## УСЛОВИЕ ЗАДАНИЯ
Перепишите фрагмент исходного текста, который открывается словами «9. Снять стихотворение» и завершается словами «на 1949 год[156].», заменив в нём «неверное представление» на «ошибочное представление».

## ИСХОДНЫЙ ТЕКСТ
####################

8. Снять «Песню литовского легиона» Словацкого.
9. Снять стихотворение Чиковани «Работа», оно дает неверное представление о сущности творчества советского поэта.
10. Снять поэму Шевченко «Лирика»; она может быть истолкована сегодняшним читателем как вещь религиозная.
11. Снять два стихотворения О. Лысогорского — «Последнее сражение» и «Хранитель жизни». Эти вещи устарели»[155].
Судя по лицевому счету, где сохранились списки выплат по договорам «Советского писателя», Б.Л. Пастернак получил причитающуюся ему сумму 1 ноября 1948 года. Книга же стояла в плане издательства на 1949 год[156].
Матусовский спустя годы (в 1982-м) рассказывал Наталье Соколовой о том, как «проскочил» космополитические времена (но о Пастернаке не упоминал).
«Вообще, как поэта меня мало затрагивали. Но я имел неосторожность накануне космополитической истории согласиться на отчаянные уговоры Тарасенкова и стать заведующим отделом поэзии в изд<ательстве> "Совпис". Толя меня просто преследовал, без конца звонил Жене и просил на меня подействовать.
А когда начали преследовать евреев, Толя меня вызвал и прямо сказал: "Миша, вам лучше уйти". Я ушел.
За время моей работы я выпустил прелестно изданного "Рыжего Мотеле" со своим предисловием. Потом оказалось, это сионистское произведение! Тираж весь пошел под нож! Сохранилось только два-три экземпляра у любителей. Один экземпляр, разумеется, был в библиотеке гурмана Тарасенкова, он с удовольствием мне его показывал (обожал раритеты), нежно поглаживая корешок, хотя ничего не сделал, чтоб отстоять тираж.
С милым юмором рассказывал мне, как он, пренебрегая опасностью, утаил книгу, вынес из издательства. Двуличный был человек, эта двуличность в него въелась, стала его сутью.
Потом, на знаменитом собрании после статей Грибачева, меня поминали именно как зав<едующего> поэт<ическим> отд<елом>. Сам Грибачев сказал, что надо разобраться, что там навыпускал Матусовский. Помню, меня встретил И.Г. Эренбург и сказал: "Что Миша, уже и за Вас взялись?"
И Сельвинского и Антокольского прорабатывали прежде всего за то, что они написали (в конце войны или во время) стихи о трагической судьбе еврейского народа.
Об этом не говорилось прямо, но это имелось в виду <…>.

####################

## ВЫДЕРЖКИ ИЗ ЛИСТИНГА

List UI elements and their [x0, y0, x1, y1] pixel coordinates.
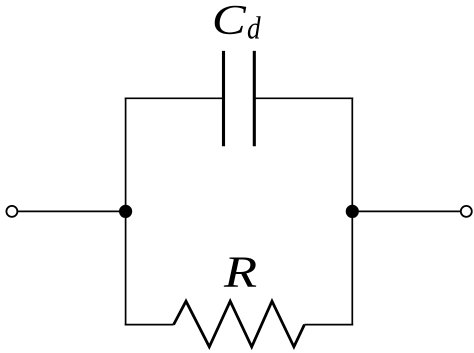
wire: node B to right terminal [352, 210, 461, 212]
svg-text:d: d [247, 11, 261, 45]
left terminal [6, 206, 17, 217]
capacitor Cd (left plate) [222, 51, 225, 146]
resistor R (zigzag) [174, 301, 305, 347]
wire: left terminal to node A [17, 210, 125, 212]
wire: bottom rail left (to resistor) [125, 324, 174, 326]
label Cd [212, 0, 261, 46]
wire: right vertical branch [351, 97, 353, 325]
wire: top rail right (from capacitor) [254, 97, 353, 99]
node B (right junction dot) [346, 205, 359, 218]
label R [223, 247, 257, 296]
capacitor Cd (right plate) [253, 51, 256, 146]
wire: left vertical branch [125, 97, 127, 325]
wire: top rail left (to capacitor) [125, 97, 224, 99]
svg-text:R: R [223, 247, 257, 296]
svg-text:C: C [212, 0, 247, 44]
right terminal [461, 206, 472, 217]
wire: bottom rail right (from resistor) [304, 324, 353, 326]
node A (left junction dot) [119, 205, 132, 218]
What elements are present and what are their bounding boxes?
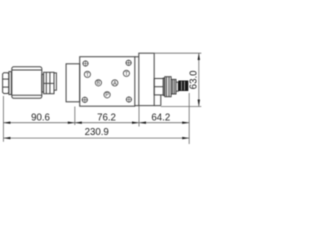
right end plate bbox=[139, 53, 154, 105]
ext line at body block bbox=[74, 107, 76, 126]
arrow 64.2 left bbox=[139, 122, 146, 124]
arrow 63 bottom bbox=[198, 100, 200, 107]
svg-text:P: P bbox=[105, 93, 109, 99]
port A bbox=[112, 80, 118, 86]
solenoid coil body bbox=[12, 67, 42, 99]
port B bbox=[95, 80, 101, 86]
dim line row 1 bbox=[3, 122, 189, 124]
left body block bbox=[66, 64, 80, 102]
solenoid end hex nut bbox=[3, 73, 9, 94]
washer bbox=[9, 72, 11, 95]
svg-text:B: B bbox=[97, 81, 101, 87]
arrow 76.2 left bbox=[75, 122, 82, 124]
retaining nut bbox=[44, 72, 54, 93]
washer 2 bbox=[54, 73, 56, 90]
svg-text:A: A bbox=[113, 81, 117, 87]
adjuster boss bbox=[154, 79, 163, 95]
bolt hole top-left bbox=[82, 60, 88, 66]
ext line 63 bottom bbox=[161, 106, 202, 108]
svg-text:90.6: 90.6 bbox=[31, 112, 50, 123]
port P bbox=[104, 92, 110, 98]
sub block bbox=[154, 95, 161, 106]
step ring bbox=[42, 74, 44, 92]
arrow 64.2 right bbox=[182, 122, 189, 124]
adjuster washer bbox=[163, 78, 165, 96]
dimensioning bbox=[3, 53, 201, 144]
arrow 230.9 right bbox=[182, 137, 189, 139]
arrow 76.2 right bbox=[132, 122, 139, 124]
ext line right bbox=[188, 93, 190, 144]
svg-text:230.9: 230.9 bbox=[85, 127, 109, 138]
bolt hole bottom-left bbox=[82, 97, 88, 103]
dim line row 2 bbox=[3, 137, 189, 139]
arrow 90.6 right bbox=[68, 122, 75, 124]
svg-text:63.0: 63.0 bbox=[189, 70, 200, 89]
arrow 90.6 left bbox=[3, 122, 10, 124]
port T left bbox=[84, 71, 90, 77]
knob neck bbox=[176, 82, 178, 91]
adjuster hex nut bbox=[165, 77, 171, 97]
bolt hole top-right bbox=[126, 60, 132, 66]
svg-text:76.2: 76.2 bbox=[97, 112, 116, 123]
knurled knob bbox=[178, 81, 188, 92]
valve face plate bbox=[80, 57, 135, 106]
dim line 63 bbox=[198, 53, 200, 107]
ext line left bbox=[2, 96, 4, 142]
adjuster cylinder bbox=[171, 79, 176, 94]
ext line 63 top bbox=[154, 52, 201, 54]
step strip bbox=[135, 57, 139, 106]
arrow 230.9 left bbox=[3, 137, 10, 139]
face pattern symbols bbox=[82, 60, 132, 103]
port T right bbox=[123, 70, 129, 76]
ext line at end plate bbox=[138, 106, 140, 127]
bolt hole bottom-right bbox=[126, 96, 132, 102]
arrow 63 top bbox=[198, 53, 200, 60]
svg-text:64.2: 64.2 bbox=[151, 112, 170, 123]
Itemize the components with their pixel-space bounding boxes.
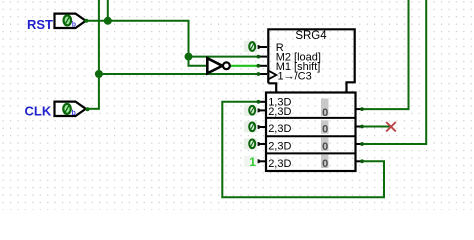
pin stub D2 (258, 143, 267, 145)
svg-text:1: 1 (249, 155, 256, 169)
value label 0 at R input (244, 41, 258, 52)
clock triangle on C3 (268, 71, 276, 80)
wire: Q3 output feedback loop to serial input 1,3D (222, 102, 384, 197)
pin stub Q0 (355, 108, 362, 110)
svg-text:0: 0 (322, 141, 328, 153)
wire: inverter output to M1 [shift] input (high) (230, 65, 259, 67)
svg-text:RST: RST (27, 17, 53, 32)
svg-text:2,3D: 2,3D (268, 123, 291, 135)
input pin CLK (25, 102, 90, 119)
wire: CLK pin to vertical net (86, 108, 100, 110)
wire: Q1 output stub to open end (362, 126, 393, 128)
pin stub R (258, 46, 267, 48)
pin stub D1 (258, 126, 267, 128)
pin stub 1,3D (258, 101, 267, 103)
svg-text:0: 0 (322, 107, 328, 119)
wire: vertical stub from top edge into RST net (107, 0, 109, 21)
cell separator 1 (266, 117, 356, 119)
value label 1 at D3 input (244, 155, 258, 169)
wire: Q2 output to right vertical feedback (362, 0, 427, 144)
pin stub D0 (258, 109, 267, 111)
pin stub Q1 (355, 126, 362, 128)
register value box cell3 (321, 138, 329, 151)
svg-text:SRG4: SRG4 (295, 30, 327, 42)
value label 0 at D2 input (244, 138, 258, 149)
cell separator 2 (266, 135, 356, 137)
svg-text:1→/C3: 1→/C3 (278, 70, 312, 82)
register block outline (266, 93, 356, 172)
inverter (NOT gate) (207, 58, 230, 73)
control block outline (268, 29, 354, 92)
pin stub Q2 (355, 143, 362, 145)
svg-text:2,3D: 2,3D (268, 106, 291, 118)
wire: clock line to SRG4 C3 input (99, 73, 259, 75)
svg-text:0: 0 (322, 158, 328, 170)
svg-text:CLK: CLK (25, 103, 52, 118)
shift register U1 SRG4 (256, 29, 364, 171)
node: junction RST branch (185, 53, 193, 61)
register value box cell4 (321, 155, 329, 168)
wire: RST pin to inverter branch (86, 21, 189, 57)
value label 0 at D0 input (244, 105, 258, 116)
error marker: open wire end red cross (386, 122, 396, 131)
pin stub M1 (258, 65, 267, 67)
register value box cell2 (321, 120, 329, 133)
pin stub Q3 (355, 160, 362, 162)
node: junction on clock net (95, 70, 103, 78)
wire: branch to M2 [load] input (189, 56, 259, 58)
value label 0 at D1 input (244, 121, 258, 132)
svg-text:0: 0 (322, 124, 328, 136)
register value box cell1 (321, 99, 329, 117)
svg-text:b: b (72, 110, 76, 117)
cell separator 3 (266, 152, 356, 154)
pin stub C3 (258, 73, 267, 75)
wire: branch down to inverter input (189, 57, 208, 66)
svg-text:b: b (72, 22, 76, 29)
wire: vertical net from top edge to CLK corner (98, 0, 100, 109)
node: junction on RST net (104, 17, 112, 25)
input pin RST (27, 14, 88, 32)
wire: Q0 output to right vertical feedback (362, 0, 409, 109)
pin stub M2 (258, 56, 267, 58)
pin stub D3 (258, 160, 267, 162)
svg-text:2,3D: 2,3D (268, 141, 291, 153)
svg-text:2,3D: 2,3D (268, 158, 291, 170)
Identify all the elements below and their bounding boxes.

####################

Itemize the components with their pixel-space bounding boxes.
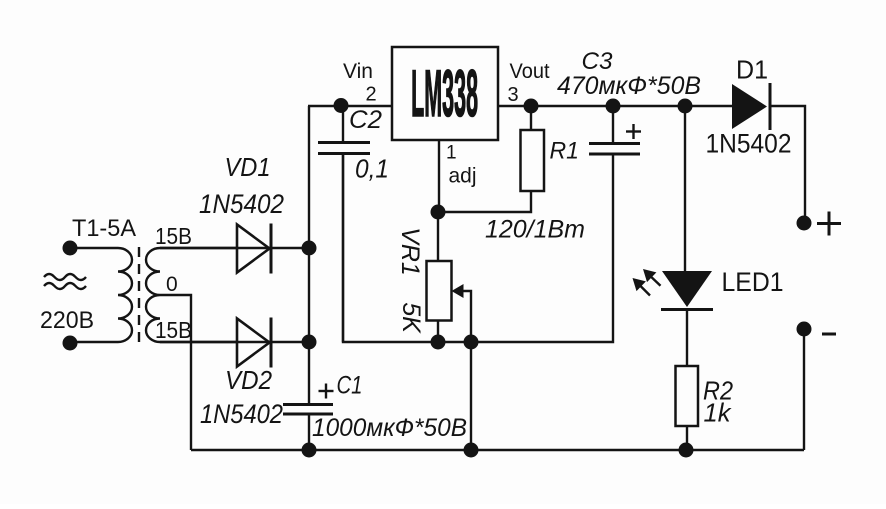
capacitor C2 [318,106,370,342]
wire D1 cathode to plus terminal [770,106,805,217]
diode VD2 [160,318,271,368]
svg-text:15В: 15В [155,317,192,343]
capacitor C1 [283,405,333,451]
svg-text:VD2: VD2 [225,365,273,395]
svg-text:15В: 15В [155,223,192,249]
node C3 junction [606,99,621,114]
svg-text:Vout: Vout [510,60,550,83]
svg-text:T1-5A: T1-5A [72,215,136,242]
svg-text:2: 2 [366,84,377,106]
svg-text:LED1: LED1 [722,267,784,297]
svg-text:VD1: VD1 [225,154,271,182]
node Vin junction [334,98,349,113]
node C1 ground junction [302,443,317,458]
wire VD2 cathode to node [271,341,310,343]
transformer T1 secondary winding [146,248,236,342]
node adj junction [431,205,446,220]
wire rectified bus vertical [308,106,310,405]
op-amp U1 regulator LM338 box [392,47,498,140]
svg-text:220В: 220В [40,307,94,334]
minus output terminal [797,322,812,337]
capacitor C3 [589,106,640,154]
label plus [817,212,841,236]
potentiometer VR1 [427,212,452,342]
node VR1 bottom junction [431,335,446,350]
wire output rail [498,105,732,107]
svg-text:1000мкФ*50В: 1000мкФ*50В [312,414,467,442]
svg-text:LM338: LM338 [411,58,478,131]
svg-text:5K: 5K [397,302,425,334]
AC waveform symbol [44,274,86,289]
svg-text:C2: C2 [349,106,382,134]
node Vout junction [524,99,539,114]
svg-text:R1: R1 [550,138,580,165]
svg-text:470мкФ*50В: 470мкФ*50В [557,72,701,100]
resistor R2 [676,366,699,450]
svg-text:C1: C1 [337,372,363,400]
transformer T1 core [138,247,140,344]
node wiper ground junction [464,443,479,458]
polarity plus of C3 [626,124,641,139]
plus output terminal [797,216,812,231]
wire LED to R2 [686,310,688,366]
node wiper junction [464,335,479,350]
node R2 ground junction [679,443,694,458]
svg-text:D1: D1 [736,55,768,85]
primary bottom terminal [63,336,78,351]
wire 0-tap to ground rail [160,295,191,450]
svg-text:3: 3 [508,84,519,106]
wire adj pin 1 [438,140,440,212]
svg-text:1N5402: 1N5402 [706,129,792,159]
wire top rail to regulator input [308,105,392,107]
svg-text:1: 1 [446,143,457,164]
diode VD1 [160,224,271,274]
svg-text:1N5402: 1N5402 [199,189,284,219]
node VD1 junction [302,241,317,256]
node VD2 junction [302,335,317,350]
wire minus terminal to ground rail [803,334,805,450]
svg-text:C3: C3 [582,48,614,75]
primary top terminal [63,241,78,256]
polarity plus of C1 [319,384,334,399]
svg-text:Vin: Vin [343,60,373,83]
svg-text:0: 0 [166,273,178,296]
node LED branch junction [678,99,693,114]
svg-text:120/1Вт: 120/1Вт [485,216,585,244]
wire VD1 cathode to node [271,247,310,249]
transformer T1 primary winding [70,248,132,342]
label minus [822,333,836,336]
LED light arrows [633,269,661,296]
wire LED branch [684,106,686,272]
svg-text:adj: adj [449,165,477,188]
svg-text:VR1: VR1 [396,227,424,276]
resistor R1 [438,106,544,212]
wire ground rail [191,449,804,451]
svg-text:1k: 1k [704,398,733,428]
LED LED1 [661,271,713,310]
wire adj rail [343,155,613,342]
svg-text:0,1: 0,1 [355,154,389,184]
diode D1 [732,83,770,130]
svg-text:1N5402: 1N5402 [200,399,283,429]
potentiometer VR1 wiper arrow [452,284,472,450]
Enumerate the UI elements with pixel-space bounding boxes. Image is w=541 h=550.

####################

## ПОЛНЫЙ ОТВЕТ
9. Снять стихотворение Чиковани «Работа», оно дает ошибочное представление о сущности творчества советского поэта.
10. Снять поэму Шевченко «Лирика»; она может быть истолкована сегодняшним читателем как вещь религиозная.
11. Снять два стихотворения О. Лысогорского — «Последнее сражение» и «Хранитель жизни». Эти вещи устарели»[155].
Судя по лицевому счету, где сохранились списки выплат по договорам «Советского писателя», Б.Л. Пастернак получил причитающуюся ему сумму 1 ноября 1948 года. Книга же стояла в плане издательства на 1949 год[156].